> _Given request_: Output every line below exactly.

> _Figure record extracts_:

☆ ☆ ☆ ☆

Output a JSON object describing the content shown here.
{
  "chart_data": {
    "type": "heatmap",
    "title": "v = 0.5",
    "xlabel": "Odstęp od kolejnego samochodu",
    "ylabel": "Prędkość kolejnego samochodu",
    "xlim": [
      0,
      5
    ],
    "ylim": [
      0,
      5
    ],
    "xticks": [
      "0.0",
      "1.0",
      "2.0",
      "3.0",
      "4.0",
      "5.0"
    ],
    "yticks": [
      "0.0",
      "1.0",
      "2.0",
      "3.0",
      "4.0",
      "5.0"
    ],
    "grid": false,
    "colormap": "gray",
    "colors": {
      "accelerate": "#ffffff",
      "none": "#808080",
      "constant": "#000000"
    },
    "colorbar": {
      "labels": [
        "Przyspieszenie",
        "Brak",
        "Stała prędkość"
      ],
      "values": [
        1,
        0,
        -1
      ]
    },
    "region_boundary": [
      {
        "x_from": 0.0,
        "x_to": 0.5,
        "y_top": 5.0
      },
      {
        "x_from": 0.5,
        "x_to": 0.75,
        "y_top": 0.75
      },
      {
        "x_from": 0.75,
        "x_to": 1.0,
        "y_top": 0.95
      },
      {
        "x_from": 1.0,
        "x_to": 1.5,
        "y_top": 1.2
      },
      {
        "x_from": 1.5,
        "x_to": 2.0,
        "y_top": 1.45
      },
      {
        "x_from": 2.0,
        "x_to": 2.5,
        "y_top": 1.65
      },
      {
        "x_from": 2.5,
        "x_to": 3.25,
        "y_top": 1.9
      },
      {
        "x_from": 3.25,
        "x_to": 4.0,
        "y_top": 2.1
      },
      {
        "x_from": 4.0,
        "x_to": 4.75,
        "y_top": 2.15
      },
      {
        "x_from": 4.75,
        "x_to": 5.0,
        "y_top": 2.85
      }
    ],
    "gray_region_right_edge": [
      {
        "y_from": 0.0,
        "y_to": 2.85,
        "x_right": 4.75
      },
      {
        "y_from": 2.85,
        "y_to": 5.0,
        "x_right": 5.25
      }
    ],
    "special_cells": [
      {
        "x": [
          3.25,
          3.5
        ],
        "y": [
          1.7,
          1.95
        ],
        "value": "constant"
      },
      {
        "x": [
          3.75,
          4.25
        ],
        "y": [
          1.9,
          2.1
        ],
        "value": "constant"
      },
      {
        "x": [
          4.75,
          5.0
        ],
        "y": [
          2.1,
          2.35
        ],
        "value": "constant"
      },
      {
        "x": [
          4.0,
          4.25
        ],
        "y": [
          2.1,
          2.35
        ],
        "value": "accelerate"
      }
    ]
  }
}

☆ ☆ ☆ ☆

> _Final answer_:
Output a JSON object describing the content shown here.
{
  "chart_data": {
    "type": "heatmap",
    "title": "v = 0.5",
    "xlabel": "Odstęp od kolejnego samochodu",
    "ylabel": "Prędkość kolejnego samochodu",
    "xlim": [
      0,
      5
    ],
    "ylim": [
      0,
      5
    ],
    "xticks": [
      "0.0",
      "1.0",
      "2.0",
      "3.0",
      "4.0",
      "5.0"
    ],
    "yticks": [
      "0.0",
      "1.0",
      "2.0",
      "3.0",
      "4.0",
      "5.0"
    ],
    "grid": false,
    "colormap": "gray",
    "colors": {
      "accelerate": "#ffffff",
      "none": "#808080",
      "constant": "#000000"
    },
    "colorbar": {
      "labels": [
        "Przyspieszenie",
        "Brak",
        "Stała prędkość"
      ],
      "values": [
        1,
        0,
        -1
      ]
    },
    "region_boundary": [
      {
        "x_from": 0.0,
        "x_to": 0.5,
        "y_top": 5.0
      },
      {
        "x_from": 0.5,
        "x_to": 0.75,
        "y_top": 0.75
      },
      {
        "x_from": 0.75,
        "x_to": 1.0,
        "y_top": 0.95
      },
      {
        "x_from": 1.0,
        "x_to": 1.5,
        "y_top": 1.2
      },
      {
        "x_from": 1.5,
        "x_to": 2.0,
        "y_top": 1.45
      },
      {
        "x_from": 2.0,
        "x_to": 2.5,
        "y_top": 1.65
      },
      {
        "x_from": 2.5,
        "x_to": 3.25,
        "y_top": 1.9
      },
      {
        "x_from": 3.25,
        "x_to": 4.0,
        "y_top": 2.1
      },
      {
        "x_from": 4.0,
        "x_to": 4.75,
        "y_top": 2.15
      },
      {
        "x_from": 4.75,
        "x_to": 5.0,
        "y_top": 2.85
      }
    ],
    "gray_region_right_edge": [
      {
        "y_from": 0.0,
        "y_to": 2.85,
        "x_right": 4.75
      },
      {
        "y_from": 2.85,
        "y_to": 5.0,
        "x_right": 5.25
      }
    ],
    "special_cells": [
      {
        "x": [
          3.25,
          3.5
        ],
        "y": [
          1.7,
          1.95
        ],
        "value": "constant"
      },
      {
        "x": [
          3.75,
          4.25
        ],
        "y": [
          1.9,
          2.1
        ],
        "value": "constant"
      },
      {
        "x": [
          4.75,
          5.0
        ],
        "y": [
          2.1,
          2.35
        ],
        "value": "constant"
      },
      {
        "x": [
          4.0,
          4.25
        ],
        "y": [
          2.1,
          2.35
        ],
        "value": "accelerate"
      }
    ]
  }
}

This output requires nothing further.